▶ TASK REQUIREMENTS:
[A] From the first block of entries below, reproduce verbatim the lines starting with the line containing "y-tick-label: 0.8 [164, 148, 187, 164]" and ending with the line containing "legend-label-noisy: waveform with", including both of those lines.
[B] Carry on the article about domestic violence orders in Queensland, beginning right after its final sentence.

Between 1 May 2018 and 1 May 2019, 11 people in Queensland died due to domestic violence, while a 2017 report from the Australian Institute of Criminology found that on average, one woman is murdered every week by a current or former partner.
For many and varied reasons, domestic violence has become a source of great concern in Australia. The statistics tell a sad and harrowing tale of the harm caused by family domestic violence, in particular to women and children but also to men. In 2017, for example, the Australian Bureau of Statistics found that nearly 40% of women experienced violence by their partner even after separation.
One way the family courts try to deal with this chronic problem is through domestic violence orders (DVOs), designed to prevent threats and/or acts of domestic violence by one partner against another. The order imposes certain rules on the ‘respondent’ – the person responsible for the threats or acts of violence – to keep others safe. Breaking these rules constitutes an illegal act.
Below we’ll outline some of the most common forms of DVO, including how they are applied for and how they work once implemented. If anything in this article raises a question or concern for you, you should arrange a consultation with family law specialists Hannay Lawyers as soon as you can to help you understand the implications of a DVO.
Types of DVOs
DVOs comprise either a protection order or a temporary protection order.
Protection orders are made by a court to last up to five years in situations where domestic family violence has occurred, though they can be made for shorter periods. A temporary protection order is generally made in urgent situations where one partner in a relationship is, or feels they are, in danger. It’s designed to provide protection for those in danger (known in the order as ‘the aggrieved’) until the time an application for a full protection order can be made.
Applying for a DVO
If you need a protection or temporary protection order made against someone, you can either apply yourself through the online forms or in-person at a Magistrate’s Court, or have a police officer, lawyer, friend or family member apply on your behalf. The form must be accompanied by a statutory declaration witnessed by a Justice of the Peace or Commissioner for Declarations.
If granted the basic conditions of a protection order will stop someone from:
- approaching the aggrieved at home or work;
- staying in a home they both currently share or previously shared, even if the house is owned or rented in the respondent’s name;
- approaching relatives or friends (if named in the order);
- going to a child’s school or day care centre.
Additional conditions can be nominated by the aggrieved in an application to the court for a protection order.

▶ RECORD EXCERPTS:
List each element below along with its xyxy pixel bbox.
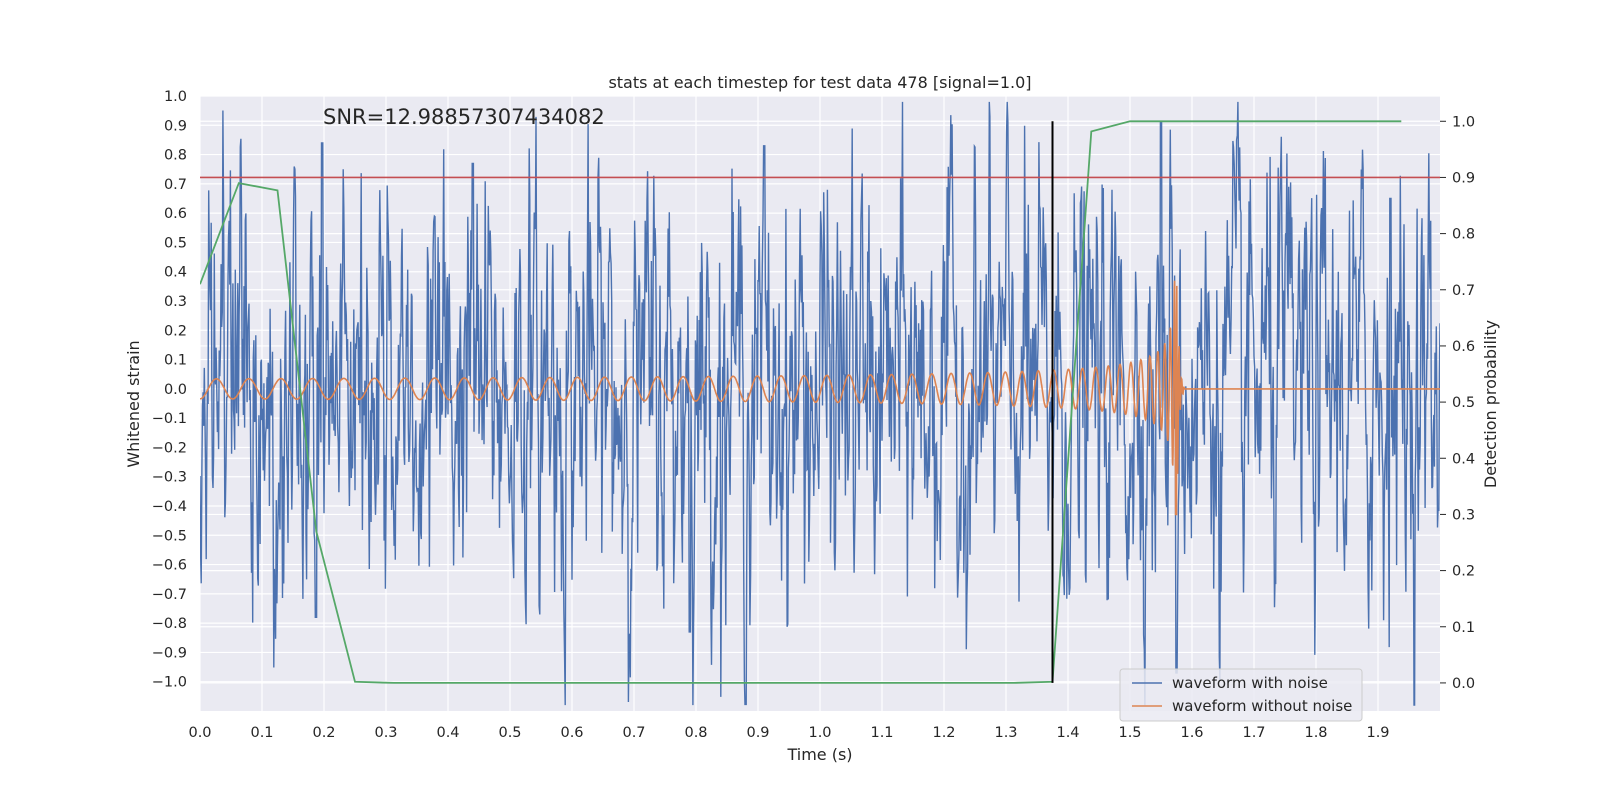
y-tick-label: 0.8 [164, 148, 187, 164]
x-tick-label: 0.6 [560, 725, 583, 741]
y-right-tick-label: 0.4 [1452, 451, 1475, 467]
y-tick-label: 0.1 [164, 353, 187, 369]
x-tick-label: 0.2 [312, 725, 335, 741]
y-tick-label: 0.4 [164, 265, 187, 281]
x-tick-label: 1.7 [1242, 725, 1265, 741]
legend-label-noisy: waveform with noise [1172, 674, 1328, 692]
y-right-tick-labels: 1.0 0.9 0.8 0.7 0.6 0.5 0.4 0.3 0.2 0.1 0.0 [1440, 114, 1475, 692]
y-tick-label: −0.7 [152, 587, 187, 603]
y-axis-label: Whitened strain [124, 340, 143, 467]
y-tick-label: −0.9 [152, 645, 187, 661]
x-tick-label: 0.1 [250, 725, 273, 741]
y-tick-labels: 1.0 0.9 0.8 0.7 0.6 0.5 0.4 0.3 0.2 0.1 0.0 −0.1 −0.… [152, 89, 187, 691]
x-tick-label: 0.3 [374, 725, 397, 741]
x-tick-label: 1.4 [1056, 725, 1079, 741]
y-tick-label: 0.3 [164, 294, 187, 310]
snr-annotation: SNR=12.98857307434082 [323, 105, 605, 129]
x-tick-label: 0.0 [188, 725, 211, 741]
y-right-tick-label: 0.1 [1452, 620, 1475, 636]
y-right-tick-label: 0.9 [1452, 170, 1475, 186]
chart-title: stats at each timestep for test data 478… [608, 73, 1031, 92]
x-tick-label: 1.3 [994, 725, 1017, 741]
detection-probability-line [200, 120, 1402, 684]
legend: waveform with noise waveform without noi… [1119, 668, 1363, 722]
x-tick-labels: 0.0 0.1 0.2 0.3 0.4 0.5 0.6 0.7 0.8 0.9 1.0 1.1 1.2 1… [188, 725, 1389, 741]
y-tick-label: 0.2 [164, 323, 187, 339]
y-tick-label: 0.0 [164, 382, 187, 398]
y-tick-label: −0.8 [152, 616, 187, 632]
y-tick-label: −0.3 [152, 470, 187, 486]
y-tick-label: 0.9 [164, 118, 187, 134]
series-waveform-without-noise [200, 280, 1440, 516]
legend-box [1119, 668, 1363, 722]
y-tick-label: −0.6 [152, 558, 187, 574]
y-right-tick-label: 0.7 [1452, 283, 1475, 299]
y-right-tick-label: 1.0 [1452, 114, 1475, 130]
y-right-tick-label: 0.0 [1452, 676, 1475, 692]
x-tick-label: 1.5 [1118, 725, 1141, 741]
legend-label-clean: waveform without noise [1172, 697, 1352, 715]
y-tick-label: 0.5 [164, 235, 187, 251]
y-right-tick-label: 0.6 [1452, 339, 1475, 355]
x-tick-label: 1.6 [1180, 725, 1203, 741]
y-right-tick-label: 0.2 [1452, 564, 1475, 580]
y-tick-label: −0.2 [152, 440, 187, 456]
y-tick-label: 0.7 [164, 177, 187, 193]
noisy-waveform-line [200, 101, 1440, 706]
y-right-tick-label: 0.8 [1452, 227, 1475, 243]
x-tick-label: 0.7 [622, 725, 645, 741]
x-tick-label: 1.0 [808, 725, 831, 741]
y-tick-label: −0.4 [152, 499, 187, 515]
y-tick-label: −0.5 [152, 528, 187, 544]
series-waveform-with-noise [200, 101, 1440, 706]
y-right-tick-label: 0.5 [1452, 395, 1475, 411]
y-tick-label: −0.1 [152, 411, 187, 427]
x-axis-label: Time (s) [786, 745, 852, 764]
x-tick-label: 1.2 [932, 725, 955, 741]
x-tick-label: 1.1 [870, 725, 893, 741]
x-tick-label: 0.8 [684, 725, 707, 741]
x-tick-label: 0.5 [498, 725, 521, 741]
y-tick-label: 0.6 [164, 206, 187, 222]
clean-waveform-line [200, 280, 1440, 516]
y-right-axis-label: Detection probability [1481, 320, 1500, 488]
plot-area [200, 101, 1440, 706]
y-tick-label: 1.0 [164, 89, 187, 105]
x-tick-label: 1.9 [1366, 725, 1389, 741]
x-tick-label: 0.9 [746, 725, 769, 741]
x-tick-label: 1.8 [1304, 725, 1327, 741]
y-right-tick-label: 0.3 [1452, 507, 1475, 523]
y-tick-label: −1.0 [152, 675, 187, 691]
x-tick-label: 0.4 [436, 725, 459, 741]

---

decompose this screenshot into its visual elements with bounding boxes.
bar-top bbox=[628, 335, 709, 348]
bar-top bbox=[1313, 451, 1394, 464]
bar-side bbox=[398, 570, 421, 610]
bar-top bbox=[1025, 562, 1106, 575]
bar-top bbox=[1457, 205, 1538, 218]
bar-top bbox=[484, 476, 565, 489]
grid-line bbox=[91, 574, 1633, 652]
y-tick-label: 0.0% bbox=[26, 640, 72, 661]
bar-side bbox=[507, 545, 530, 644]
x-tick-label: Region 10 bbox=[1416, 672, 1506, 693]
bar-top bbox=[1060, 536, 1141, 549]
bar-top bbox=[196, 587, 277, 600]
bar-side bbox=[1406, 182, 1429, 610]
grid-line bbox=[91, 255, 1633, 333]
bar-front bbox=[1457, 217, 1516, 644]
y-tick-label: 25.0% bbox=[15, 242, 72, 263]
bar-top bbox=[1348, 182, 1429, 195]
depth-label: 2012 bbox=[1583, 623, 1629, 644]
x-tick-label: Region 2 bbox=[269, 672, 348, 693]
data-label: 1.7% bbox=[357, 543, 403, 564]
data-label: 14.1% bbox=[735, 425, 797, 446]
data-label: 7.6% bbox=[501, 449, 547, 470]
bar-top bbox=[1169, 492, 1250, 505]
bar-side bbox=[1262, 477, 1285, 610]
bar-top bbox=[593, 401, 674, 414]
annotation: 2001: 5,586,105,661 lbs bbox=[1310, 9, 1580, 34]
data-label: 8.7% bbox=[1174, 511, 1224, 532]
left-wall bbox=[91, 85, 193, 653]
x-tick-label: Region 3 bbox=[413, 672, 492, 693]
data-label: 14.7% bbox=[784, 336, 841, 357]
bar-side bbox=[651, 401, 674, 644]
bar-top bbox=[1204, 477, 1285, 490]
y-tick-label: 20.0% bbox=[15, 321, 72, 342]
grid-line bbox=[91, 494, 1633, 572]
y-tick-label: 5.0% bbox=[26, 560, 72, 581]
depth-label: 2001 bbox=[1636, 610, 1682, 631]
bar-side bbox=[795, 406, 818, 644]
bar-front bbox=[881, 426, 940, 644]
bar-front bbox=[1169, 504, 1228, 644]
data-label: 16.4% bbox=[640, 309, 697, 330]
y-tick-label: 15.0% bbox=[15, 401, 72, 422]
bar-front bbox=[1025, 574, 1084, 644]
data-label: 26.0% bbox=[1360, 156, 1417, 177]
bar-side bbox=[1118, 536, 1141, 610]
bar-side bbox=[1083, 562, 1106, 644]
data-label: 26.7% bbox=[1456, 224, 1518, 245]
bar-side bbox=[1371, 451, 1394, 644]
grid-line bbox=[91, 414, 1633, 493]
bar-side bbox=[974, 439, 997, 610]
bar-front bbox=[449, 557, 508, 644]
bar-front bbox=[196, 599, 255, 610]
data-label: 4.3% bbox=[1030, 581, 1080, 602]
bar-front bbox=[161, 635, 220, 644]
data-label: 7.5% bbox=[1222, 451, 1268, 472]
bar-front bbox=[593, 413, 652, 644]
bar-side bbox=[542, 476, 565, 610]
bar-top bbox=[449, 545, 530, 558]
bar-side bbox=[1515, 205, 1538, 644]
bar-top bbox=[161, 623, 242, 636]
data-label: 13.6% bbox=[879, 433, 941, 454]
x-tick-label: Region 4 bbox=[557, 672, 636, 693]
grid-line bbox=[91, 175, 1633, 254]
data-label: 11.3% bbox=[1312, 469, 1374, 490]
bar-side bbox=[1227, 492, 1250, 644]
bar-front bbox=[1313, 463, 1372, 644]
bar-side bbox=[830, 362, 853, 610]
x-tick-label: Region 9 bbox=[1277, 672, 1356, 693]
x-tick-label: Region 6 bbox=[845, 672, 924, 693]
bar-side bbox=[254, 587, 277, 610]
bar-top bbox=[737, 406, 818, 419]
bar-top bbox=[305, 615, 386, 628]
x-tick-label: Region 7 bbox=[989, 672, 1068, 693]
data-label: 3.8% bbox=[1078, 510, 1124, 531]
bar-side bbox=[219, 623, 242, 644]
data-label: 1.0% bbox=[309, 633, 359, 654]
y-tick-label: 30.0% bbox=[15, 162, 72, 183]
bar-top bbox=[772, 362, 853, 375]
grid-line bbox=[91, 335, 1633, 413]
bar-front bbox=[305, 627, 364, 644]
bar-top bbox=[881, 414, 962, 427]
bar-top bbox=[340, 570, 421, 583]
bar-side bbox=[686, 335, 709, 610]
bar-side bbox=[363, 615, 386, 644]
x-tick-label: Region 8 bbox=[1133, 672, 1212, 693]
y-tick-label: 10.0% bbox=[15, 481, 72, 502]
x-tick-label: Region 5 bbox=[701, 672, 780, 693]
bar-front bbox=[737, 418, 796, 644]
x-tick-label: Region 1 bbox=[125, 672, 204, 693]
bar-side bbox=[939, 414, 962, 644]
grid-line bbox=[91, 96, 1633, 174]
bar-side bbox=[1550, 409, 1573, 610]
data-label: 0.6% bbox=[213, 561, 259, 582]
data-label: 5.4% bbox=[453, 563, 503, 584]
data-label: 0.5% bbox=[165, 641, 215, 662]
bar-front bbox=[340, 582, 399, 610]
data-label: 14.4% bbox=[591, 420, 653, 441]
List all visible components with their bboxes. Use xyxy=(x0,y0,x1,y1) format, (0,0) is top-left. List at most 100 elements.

▶ TASK-BY-TASK OUTPUTS:
[A]
y-tick-label: 0.8 [164, 148, 187, 164]
x-tick-label: 0.6 [560, 725, 583, 741]
y-right-tick-label: 0.4 [1452, 451, 1475, 467]
y-tick-label: 0.1 [164, 353, 187, 369]
x-tick-label: 0.2 [312, 725, 335, 741]
y-tick-label: 0.4 [164, 265, 187, 281]
x-tick-label: 1.7 [1242, 725, 1265, 741]
legend-label-noisy: waveform with noise [1172, 674, 1328, 692]

[B]
In situations where you feel you are in immediate danger from an ex-partner or family member, you should immediately contact police. The police investigate incidences of domestic violence under the Domestic Violence (Family Protection) Act 2012. Where they believe domestic violence has occurred, the police can issue a police protection notice to the respondent which requires them to be of good behaviour, not commit further acts of domestic violence, and not contact or come within a certain distance of the aggrieved’s premises for 24 hours.
Police may also take the respondent into custody for up to four hours if they believe a person is in immediate danger. Police can also apply for a temporary protection order on behalf of the aggrieved, and charge the respondent with a criminal offence if the aggrieved has been hurt.
How a DVO works and what happens if one is breached
Once a DVO has been issued, both parties involved receive a copy of the order, as do any other people listed on the order. Whether you’re the aggrieved or the respondent, it’s important to keep this document safe yet accessible, in case it needs to be seen by police.
The issuing of a DVO does not necessarily mean the aggrieved and the respondent will live separately or that they must end their relationship, unless the conditions in the order specify one party must stay away from the other.
Failing to observe the conditions of either a protection or temporary protection order is a criminal offence. If a person protected by such an order observes a breach he or she should immediately report it to the police, who can charge the respondent with breaching the order.
Penalties if found guilty of breaching a DVO can be up to three years imprisonment for an initial breach and up to five years imprisonment if there is a second breach within five years.
It should be noted that the imposition of a DVO is a civil court order, meaning the order itself does not appear on the respondent’s criminal history. It is the breach of the order which is a criminal offence.
Additionally, where a respondent has a weapons licence, their licence will be suspended or cancelled, and they can’t hold another licence for up to five years, if they are the subject of a DVO.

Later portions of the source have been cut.